[start Listed records]

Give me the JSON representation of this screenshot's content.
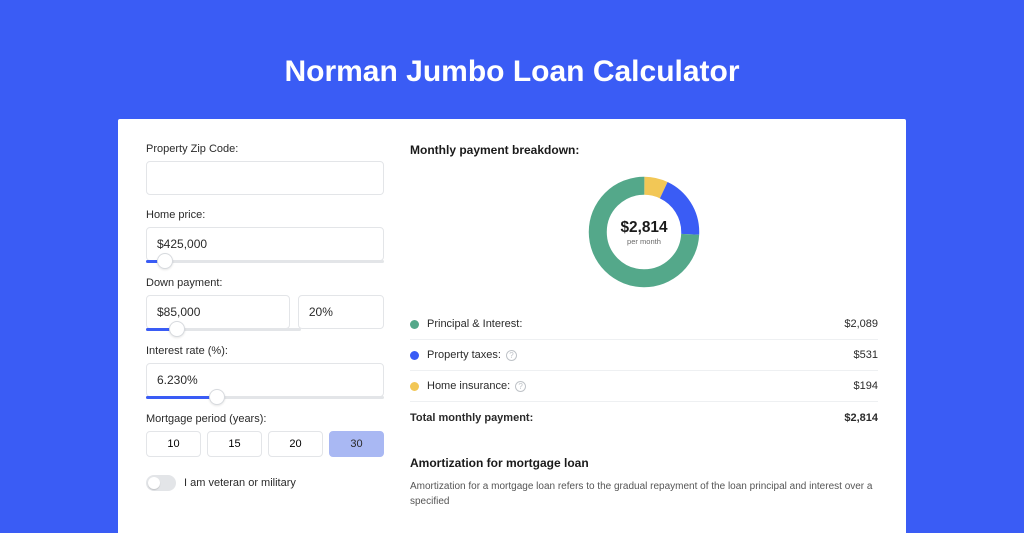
{
  "page": {
    "title": "Norman Jumbo Loan Calculator"
  },
  "colors": {
    "primary": "#3a5cf5",
    "seriesPI": "#54a88a",
    "seriesTax": "#3a5cf5",
    "seriesIns": "#f2c756"
  },
  "fields": {
    "zip": {
      "label": "Property Zip Code:",
      "value": ""
    },
    "price": {
      "label": "Home price:",
      "value": "$425,000",
      "sliderPct": 8
    },
    "down": {
      "label": "Down payment:",
      "value": "$85,000",
      "pct": "20%",
      "sliderPct": 20
    },
    "rate": {
      "label": "Interest rate (%):",
      "value": "6.230%",
      "sliderPct": 30
    },
    "period": {
      "label": "Mortgage period (years):",
      "options": [
        "10",
        "15",
        "20",
        "30"
      ],
      "selected": "30"
    },
    "veteran": {
      "label": "I am veteran or military",
      "on": false
    }
  },
  "breakdown": {
    "title": "Monthly payment breakdown:",
    "centerAmount": "$2,814",
    "centerSub": "per month",
    "items": [
      {
        "key": "pi",
        "label": "Principal & Interest:",
        "value": "$2,089",
        "pct": 74.2,
        "color": "#54a88a",
        "info": false
      },
      {
        "key": "tax",
        "label": "Property taxes:",
        "value": "$531",
        "pct": 18.9,
        "color": "#3a5cf5",
        "info": true
      },
      {
        "key": "ins",
        "label": "Home insurance:",
        "value": "$194",
        "pct": 6.9,
        "color": "#f2c756",
        "info": true
      }
    ],
    "totalLabel": "Total monthly payment:",
    "totalValue": "$2,814"
  },
  "amortization": {
    "title": "Amortization for mortgage loan",
    "body": "Amortization for a mortgage loan refers to the gradual repayment of the loan principal and interest over a specified"
  }
}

[end Listed records]

Each entry above should be reproduced exactly, with the pictures removed.

Give me the JSON representation of this screenshot's content.
{
  "page": {
    "title": "Norman Jumbo Loan Calculator"
  },
  "colors": {
    "primary": "#3a5cf5",
    "seriesPI": "#54a88a",
    "seriesTax": "#3a5cf5",
    "seriesIns": "#f2c756"
  },
  "fields": {
    "zip": {
      "label": "Property Zip Code:",
      "value": ""
    },
    "price": {
      "label": "Home price:",
      "value": "$425,000",
      "sliderPct": 8
    },
    "down": {
      "label": "Down payment:",
      "value": "$85,000",
      "pct": "20%",
      "sliderPct": 20
    },
    "rate": {
      "label": "Interest rate (%):",
      "value": "6.230%",
      "sliderPct": 30
    },
    "period": {
      "label": "Mortgage period (years):",
      "options": [
        "10",
        "15",
        "20",
        "30"
      ],
      "selected": "30"
    },
    "veteran": {
      "label": "I am veteran or military",
      "on": false
    }
  },
  "breakdown": {
    "title": "Monthly payment breakdown:",
    "centerAmount": "$2,814",
    "centerSub": "per month",
    "items": [
      {
        "key": "pi",
        "label": "Principal & Interest:",
        "value": "$2,089",
        "pct": 74.2,
        "color": "#54a88a",
        "info": false
      },
      {
        "key": "tax",
        "label": "Property taxes:",
        "value": "$531",
        "pct": 18.9,
        "color": "#3a5cf5",
        "info": true
      },
      {
        "key": "ins",
        "label": "Home insurance:",
        "value": "$194",
        "pct": 6.9,
        "color": "#f2c756",
        "info": true
      }
    ],
    "totalLabel": "Total monthly payment:",
    "totalValue": "$2,814"
  },
  "amortization": {
    "title": "Amortization for mortgage loan",
    "body": "Amortization for a mortgage loan refers to the gradual repayment of the loan principal and interest over a specified"
  }
}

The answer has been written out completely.